Written task → Reproduce all of the entries below, replacing every occurrence of "text-line" with "text-row" and leaving everything else untouched.

· · · ·

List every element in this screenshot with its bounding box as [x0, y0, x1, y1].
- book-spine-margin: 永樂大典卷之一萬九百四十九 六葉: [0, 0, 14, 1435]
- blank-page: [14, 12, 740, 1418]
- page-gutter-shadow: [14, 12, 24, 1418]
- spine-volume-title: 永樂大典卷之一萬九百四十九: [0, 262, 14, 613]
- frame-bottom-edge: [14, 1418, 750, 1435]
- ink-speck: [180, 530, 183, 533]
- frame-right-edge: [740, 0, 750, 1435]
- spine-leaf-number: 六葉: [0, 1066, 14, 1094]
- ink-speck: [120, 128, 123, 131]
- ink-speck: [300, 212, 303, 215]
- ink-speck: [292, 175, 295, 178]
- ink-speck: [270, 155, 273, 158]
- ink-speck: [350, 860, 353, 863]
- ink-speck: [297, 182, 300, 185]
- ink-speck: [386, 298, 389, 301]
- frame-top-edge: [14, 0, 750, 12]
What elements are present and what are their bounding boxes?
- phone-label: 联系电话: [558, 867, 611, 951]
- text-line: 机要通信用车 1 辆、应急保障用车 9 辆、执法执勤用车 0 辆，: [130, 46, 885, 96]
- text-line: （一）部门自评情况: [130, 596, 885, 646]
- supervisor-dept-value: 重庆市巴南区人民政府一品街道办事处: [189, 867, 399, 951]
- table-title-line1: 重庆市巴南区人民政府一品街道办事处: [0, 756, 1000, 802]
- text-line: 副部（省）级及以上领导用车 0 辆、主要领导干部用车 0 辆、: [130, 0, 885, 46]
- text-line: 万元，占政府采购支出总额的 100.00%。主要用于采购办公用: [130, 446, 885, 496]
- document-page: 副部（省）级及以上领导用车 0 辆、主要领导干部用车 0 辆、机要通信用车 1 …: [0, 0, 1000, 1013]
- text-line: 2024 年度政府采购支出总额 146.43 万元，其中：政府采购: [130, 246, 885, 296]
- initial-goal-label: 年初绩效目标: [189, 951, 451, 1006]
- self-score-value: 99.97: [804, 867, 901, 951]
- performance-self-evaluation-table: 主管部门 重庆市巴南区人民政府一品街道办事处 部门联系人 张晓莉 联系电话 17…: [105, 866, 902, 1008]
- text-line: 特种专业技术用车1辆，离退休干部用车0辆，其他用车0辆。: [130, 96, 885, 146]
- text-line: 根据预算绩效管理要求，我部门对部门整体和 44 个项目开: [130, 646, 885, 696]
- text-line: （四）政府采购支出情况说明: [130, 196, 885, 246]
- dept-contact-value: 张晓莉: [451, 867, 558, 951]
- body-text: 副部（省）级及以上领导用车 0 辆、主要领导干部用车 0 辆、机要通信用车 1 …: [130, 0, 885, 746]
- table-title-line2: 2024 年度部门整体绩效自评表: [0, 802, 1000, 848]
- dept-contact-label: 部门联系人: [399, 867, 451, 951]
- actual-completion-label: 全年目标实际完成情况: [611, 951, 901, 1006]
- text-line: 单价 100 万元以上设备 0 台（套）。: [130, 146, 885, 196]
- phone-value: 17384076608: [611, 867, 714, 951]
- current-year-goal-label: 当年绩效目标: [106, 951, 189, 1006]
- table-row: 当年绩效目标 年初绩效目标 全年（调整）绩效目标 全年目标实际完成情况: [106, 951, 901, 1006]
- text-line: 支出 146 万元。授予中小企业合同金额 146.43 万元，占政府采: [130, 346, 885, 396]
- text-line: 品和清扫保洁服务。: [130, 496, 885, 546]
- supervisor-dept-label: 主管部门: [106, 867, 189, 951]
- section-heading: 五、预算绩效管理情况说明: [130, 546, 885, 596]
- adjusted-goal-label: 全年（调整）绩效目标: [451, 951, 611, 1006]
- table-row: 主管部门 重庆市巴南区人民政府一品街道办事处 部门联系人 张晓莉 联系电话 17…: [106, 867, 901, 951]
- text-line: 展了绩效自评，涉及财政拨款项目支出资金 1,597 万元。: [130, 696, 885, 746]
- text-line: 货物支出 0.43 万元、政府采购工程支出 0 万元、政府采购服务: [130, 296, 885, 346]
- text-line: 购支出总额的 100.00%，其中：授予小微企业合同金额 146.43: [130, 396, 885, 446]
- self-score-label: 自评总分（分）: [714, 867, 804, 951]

· · · ·

Result →
List every element in this screenshot with its bounding box as [x0, y0, x1, y1].
- book-spine-margin: 永樂大典卷之一萬九百四十九 六葉: [0, 0, 14, 1435]
- blank-page: [14, 12, 740, 1418]
- page-gutter-shadow: [14, 12, 24, 1418]
- spine-volume-title: 永樂大典卷之一萬九百四十九: [0, 262, 14, 613]
- frame-bottom-edge: [14, 1418, 750, 1435]
- ink-speck: [180, 530, 183, 533]
- frame-right-edge: [740, 0, 750, 1435]
- spine-leaf-number: 六葉: [0, 1066, 14, 1094]
- ink-speck: [120, 128, 123, 131]
- ink-speck: [300, 212, 303, 215]
- ink-speck: [292, 175, 295, 178]
- ink-speck: [270, 155, 273, 158]
- ink-speck: [350, 860, 353, 863]
- ink-speck: [297, 182, 300, 185]
- ink-speck: [386, 298, 389, 301]
- frame-top-edge: [14, 0, 750, 12]
What elements are present and what are their bounding boxes?
- phone-label: 联系电话: [558, 867, 611, 951]
- text-row: 机要通信用车 1 辆、应急保障用车 9 辆、执法执勤用车 0 辆，: [130, 46, 885, 96]
- text-row: （一）部门自评情况: [130, 596, 885, 646]
- supervisor-dept-value: 重庆市巴南区人民政府一品街道办事处: [189, 867, 399, 951]
- table-title-line1: 重庆市巴南区人民政府一品街道办事处: [0, 756, 1000, 802]
- text-row: 副部（省）级及以上领导用车 0 辆、主要领导干部用车 0 辆、: [130, 0, 885, 46]
- text-row: 万元，占政府采购支出总额的 100.00%。主要用于采购办公用: [130, 446, 885, 496]
- document-page: 副部（省）级及以上领导用车 0 辆、主要领导干部用车 0 辆、机要通信用车 1 …: [0, 0, 1000, 1013]
- text-row: 2024 年度政府采购支出总额 146.43 万元，其中：政府采购: [130, 246, 885, 296]
- initial-goal-label: 年初绩效目标: [189, 951, 451, 1006]
- self-score-value: 99.97: [804, 867, 901, 951]
- performance-self-evaluation-table: 主管部门 重庆市巴南区人民政府一品街道办事处 部门联系人 张晓莉 联系电话 17…: [105, 866, 902, 1008]
- text-row: 特种专业技术用车1辆，离退休干部用车0辆，其他用车0辆。: [130, 96, 885, 146]
- text-row: 根据预算绩效管理要求，我部门对部门整体和 44 个项目开: [130, 646, 885, 696]
- text-row: （四）政府采购支出情况说明: [130, 196, 885, 246]
- dept-contact-value: 张晓莉: [451, 867, 558, 951]
- body-text: 副部（省）级及以上领导用车 0 辆、主要领导干部用车 0 辆、机要通信用车 1 …: [130, 0, 885, 746]
- table-title-line2: 2024 年度部门整体绩效自评表: [0, 802, 1000, 848]
- dept-contact-label: 部门联系人: [399, 867, 451, 951]
- actual-completion-label: 全年目标实际完成情况: [611, 951, 901, 1006]
- text-row: 单价 100 万元以上设备 0 台（套）。: [130, 146, 885, 196]
- phone-value: 17384076608: [611, 867, 714, 951]
- current-year-goal-label: 当年绩效目标: [106, 951, 189, 1006]
- table-row: 当年绩效目标 年初绩效目标 全年（调整）绩效目标 全年目标实际完成情况: [106, 951, 901, 1006]
- text-row: 支出 146 万元。授予中小企业合同金额 146.43 万元，占政府采: [130, 346, 885, 396]
- text-row: 品和清扫保洁服务。: [130, 496, 885, 546]
- supervisor-dept-label: 主管部门: [106, 867, 189, 951]
- section-heading: 五、预算绩效管理情况说明: [130, 546, 885, 596]
- adjusted-goal-label: 全年（调整）绩效目标: [451, 951, 611, 1006]
- table-row: 主管部门 重庆市巴南区人民政府一品街道办事处 部门联系人 张晓莉 联系电话 17…: [106, 867, 901, 951]
- text-row: 展了绩效自评，涉及财政拨款项目支出资金 1,597 万元。: [130, 696, 885, 746]
- text-row: 货物支出 0.43 万元、政府采购工程支出 0 万元、政府采购服务: [130, 296, 885, 346]
- text-row: 购支出总额的 100.00%，其中：授予小微企业合同金额 146.43: [130, 396, 885, 446]
- self-score-label: 自评总分（分）: [714, 867, 804, 951]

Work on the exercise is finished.